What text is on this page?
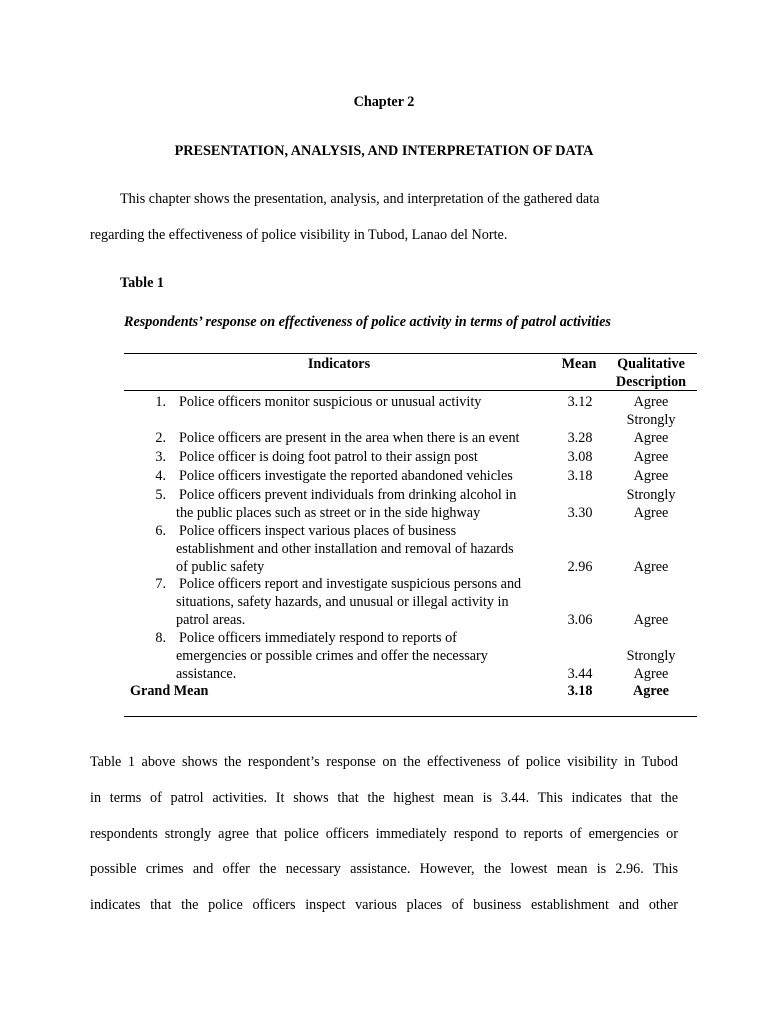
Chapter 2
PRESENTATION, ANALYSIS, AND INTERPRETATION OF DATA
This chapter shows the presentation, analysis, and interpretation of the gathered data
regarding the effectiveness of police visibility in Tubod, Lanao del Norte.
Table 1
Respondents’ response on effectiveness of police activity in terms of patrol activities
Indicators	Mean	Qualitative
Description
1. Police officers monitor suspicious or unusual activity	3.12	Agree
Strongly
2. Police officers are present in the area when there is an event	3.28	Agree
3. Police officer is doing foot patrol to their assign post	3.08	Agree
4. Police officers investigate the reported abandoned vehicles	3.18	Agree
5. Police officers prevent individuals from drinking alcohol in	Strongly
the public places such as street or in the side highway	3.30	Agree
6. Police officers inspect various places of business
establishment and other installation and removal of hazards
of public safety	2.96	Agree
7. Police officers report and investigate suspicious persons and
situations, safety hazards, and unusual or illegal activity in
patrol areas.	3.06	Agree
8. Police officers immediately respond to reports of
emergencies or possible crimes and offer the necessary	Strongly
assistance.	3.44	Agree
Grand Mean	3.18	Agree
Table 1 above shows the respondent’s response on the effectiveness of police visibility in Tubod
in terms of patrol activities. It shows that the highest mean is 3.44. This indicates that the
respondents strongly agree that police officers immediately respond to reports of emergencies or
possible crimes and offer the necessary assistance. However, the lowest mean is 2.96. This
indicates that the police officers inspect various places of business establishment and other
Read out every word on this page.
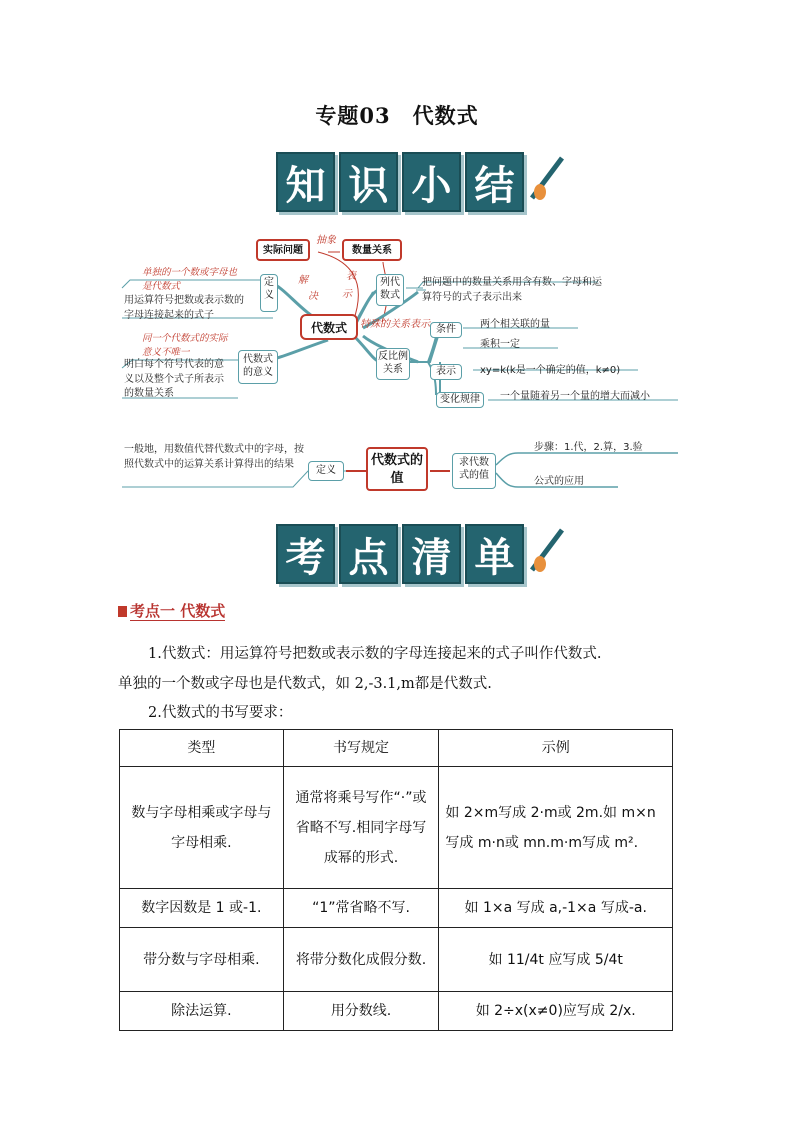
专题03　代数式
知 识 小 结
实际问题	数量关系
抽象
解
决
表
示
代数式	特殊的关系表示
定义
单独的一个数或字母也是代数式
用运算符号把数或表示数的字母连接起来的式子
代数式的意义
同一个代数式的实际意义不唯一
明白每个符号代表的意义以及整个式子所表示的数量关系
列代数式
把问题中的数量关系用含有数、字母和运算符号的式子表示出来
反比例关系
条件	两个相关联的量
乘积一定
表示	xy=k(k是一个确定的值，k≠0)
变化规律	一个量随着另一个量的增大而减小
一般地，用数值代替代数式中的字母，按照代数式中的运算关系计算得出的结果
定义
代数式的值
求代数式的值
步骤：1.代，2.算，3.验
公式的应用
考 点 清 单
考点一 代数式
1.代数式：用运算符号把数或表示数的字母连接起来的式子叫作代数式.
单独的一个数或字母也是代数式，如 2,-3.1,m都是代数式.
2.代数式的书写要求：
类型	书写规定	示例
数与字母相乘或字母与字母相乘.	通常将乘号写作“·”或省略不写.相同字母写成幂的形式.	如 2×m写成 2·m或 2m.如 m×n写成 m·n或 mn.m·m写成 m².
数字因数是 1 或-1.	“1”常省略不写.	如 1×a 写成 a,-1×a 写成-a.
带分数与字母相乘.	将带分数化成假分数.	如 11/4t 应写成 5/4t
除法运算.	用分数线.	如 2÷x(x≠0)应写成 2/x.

--

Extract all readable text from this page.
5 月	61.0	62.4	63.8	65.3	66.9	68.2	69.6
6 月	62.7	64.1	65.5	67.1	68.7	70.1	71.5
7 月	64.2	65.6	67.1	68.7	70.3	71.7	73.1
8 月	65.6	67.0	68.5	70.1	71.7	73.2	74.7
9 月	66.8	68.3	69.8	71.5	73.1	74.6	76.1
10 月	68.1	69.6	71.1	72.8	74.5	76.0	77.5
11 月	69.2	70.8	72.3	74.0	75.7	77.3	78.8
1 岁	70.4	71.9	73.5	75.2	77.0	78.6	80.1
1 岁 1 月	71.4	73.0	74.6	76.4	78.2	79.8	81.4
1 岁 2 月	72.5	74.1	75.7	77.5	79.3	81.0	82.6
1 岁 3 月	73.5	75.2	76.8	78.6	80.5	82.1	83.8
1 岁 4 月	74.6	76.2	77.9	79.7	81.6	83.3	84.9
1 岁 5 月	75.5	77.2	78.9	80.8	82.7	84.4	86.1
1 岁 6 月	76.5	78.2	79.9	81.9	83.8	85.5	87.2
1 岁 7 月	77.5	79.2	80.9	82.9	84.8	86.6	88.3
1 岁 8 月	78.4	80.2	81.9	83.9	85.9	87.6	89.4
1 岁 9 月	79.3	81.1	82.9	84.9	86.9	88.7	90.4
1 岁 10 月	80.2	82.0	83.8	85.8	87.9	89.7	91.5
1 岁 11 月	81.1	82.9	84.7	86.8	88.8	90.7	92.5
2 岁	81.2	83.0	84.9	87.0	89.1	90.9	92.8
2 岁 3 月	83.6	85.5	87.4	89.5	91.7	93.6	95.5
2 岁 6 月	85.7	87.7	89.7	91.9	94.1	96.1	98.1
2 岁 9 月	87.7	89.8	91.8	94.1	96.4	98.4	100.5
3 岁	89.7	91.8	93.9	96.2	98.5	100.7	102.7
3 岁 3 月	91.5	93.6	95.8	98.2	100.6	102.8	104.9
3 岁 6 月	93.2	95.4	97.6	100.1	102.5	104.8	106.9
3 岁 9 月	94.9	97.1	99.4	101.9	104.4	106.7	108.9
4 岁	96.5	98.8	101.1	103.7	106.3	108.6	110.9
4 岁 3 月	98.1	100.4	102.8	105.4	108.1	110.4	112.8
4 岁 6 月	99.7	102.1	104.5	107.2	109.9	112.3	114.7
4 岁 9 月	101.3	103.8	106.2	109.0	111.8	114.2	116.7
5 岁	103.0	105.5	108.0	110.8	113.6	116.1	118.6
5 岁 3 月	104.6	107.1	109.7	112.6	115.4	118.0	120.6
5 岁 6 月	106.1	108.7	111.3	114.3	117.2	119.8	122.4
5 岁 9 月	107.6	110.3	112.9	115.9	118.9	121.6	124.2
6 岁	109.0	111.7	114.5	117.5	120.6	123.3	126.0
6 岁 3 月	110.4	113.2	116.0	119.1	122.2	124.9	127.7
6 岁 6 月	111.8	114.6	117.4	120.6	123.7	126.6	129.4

▶ _WRITTEN INSTRUCTION_
Find each line holding the string "offer" and copy it out.

▶ _OUTPUT OF THE EXERCISE_
emergencies or possible crimes and offer the necessary	Strongly
possible crimes and offer the necessary assistance. However, the lowest mean is 2.96. This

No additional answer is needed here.